→ **PROBLEM REQUIREMENTS**: Tally the lines that contain "anomaly" and report the total alone.
START EXERCISE MATERIALS
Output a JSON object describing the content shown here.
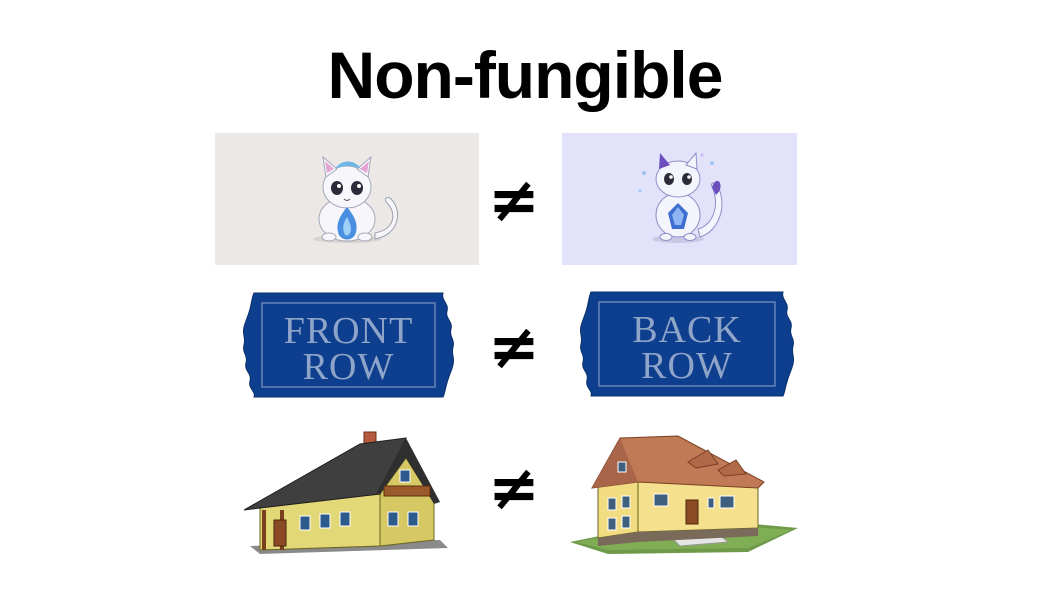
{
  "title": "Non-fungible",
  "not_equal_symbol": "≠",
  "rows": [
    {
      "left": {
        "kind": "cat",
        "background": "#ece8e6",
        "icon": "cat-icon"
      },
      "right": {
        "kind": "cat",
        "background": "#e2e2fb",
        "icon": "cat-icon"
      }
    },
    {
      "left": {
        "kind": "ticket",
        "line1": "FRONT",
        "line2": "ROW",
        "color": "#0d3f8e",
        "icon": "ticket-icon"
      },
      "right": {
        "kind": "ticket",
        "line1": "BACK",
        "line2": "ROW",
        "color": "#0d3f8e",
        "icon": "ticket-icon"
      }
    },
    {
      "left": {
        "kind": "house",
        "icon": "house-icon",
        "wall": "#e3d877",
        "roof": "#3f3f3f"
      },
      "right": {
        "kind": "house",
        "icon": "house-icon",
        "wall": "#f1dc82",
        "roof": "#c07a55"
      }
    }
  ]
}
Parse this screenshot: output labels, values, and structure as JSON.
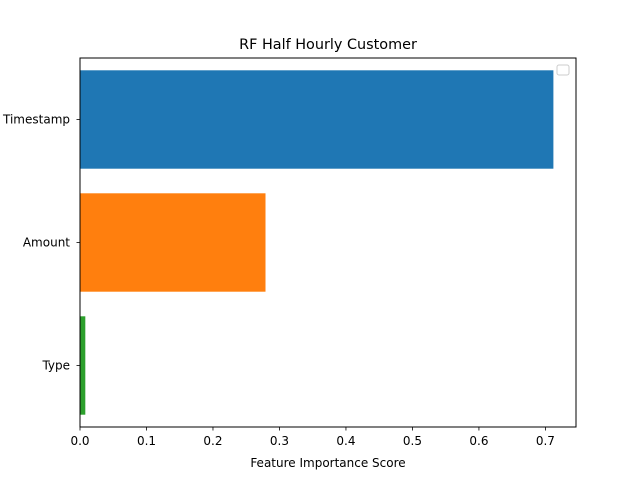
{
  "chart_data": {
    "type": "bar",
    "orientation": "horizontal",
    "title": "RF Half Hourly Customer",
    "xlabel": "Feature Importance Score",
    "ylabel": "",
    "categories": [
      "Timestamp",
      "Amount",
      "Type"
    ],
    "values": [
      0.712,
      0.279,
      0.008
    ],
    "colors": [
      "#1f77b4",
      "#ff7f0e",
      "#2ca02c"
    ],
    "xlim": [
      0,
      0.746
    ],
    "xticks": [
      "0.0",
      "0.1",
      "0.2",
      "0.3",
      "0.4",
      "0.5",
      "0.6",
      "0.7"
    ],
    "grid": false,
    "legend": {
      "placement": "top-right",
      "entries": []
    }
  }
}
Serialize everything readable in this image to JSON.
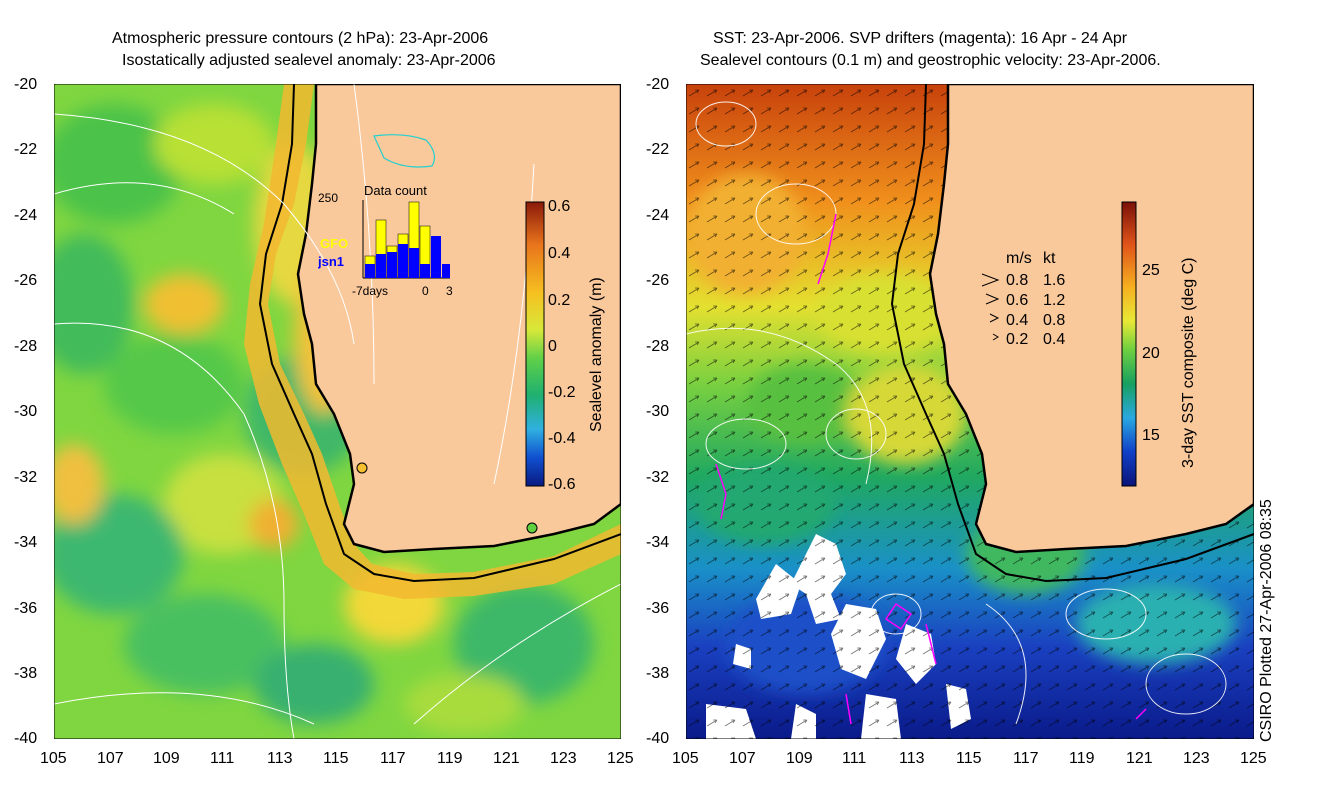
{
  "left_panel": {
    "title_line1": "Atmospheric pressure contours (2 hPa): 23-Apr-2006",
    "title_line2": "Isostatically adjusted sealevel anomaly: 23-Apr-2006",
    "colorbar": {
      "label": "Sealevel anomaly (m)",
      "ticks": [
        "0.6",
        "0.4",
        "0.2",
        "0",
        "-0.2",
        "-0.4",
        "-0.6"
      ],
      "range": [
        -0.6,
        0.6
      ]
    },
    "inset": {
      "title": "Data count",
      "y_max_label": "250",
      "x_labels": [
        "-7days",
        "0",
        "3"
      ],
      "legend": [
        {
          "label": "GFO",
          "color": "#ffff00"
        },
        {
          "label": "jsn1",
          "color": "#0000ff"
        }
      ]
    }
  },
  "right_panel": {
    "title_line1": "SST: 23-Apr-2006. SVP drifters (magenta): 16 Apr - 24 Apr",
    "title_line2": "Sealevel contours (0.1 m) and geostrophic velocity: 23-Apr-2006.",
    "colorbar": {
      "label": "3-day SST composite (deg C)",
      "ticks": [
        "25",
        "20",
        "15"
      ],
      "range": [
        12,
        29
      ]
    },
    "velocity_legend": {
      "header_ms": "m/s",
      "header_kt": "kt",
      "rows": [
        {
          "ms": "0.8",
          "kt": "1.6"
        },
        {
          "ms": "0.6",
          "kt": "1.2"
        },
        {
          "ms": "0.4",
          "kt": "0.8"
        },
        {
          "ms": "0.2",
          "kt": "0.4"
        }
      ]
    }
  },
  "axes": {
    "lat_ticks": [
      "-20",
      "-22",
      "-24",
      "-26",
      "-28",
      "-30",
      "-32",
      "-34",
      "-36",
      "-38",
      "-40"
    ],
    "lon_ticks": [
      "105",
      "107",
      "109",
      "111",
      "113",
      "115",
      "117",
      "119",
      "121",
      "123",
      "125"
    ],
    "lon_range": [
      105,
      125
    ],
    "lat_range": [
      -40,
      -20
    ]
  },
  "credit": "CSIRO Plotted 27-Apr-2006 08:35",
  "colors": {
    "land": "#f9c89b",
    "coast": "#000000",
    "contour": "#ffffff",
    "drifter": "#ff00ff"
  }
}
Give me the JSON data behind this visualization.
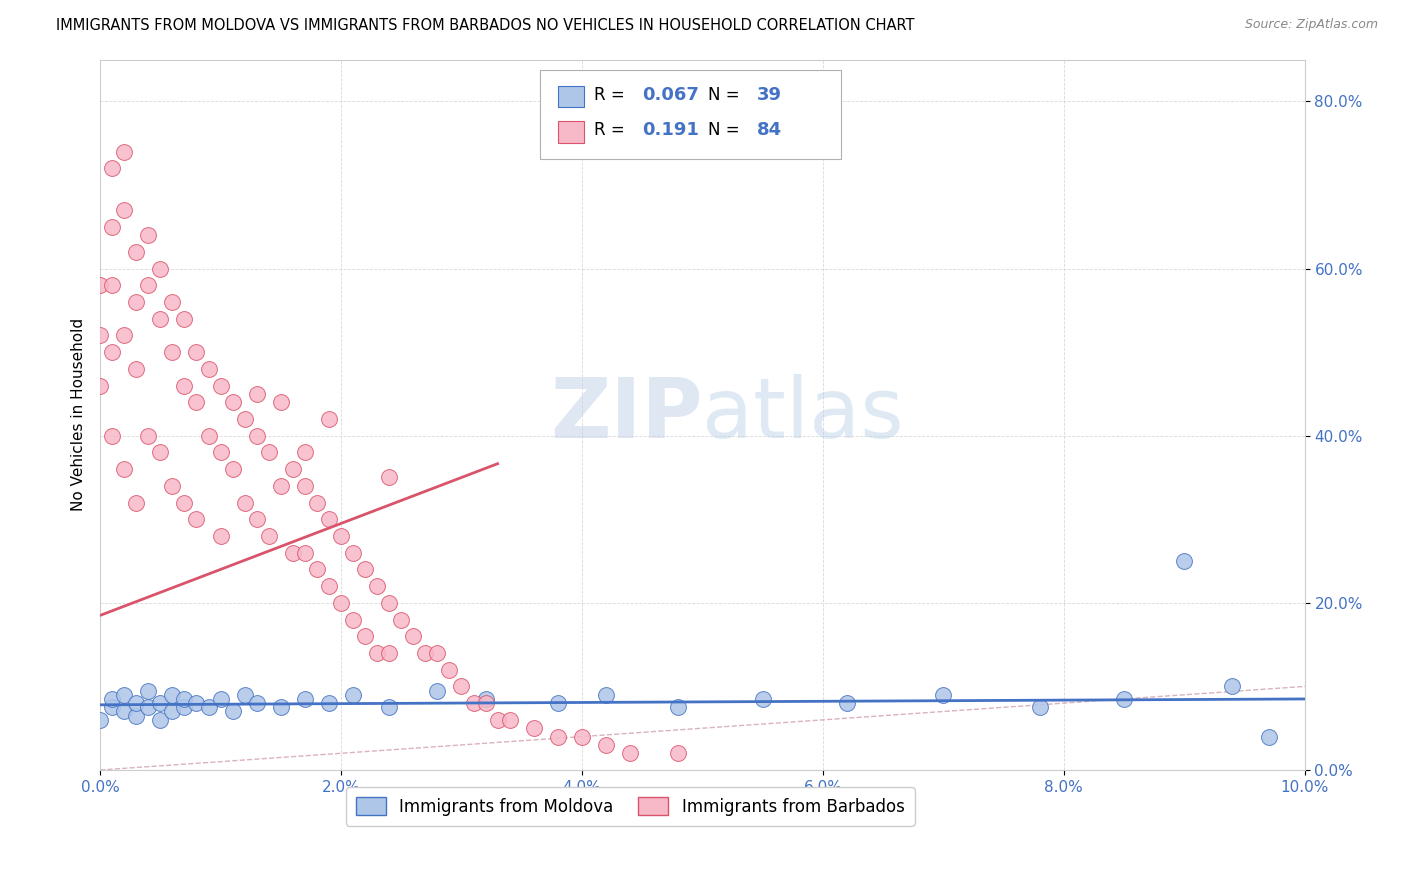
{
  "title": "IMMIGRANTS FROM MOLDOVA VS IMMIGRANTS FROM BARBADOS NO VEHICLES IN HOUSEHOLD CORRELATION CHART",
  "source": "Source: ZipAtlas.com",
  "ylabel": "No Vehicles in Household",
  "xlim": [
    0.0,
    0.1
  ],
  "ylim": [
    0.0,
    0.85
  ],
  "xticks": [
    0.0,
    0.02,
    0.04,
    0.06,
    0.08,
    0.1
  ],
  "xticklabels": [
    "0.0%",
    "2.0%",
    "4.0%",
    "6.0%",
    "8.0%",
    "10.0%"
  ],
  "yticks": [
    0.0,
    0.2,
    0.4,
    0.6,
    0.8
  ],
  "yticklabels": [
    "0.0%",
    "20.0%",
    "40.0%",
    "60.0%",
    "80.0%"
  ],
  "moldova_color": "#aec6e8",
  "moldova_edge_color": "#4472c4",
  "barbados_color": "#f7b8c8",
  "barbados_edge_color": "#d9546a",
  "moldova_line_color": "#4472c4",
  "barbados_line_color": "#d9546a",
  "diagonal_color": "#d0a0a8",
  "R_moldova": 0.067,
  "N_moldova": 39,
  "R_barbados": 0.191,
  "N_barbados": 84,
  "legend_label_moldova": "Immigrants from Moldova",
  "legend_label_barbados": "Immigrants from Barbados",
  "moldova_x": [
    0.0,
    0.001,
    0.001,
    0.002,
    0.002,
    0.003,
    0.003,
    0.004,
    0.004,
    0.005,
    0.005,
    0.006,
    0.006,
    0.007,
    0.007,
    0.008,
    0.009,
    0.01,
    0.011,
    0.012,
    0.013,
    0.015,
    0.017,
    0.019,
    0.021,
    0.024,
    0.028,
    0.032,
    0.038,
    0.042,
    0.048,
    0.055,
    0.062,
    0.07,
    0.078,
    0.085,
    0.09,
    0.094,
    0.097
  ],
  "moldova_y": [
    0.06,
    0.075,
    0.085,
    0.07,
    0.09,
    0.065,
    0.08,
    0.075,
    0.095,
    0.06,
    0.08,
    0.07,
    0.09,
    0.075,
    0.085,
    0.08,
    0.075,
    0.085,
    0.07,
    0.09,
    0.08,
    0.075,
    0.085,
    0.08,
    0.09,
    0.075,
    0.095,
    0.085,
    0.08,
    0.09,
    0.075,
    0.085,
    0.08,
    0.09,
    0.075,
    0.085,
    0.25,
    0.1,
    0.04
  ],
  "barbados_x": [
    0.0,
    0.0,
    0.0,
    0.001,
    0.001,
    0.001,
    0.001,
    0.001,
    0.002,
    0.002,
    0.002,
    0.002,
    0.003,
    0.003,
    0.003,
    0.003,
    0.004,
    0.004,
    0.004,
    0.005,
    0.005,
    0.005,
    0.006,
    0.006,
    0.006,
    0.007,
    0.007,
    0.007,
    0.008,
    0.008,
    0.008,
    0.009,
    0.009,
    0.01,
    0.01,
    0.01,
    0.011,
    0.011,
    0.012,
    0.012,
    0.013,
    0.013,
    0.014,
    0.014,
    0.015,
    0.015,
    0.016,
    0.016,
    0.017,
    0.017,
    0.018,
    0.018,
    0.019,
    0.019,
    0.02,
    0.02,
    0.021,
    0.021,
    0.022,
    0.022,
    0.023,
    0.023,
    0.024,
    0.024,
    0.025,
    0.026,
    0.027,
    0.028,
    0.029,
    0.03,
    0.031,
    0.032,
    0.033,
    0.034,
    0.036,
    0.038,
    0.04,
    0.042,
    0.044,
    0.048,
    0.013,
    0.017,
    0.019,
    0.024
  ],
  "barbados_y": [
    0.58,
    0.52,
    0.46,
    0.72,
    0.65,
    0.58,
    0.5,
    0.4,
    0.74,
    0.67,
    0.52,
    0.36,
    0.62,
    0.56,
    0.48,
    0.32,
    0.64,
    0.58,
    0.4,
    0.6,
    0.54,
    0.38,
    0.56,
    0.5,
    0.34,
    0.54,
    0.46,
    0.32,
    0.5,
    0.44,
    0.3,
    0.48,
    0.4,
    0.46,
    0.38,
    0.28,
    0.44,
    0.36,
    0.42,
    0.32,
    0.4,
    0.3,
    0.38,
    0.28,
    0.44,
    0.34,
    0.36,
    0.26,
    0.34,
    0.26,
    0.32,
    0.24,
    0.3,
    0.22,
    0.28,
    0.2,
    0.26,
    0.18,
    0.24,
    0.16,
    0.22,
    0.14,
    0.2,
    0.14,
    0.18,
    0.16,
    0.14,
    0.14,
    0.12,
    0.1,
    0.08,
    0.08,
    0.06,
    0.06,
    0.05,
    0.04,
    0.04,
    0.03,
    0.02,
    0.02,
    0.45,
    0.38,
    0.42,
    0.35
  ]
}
END EXERCISE MATERIALS
→ **FINAL RESULT**: 2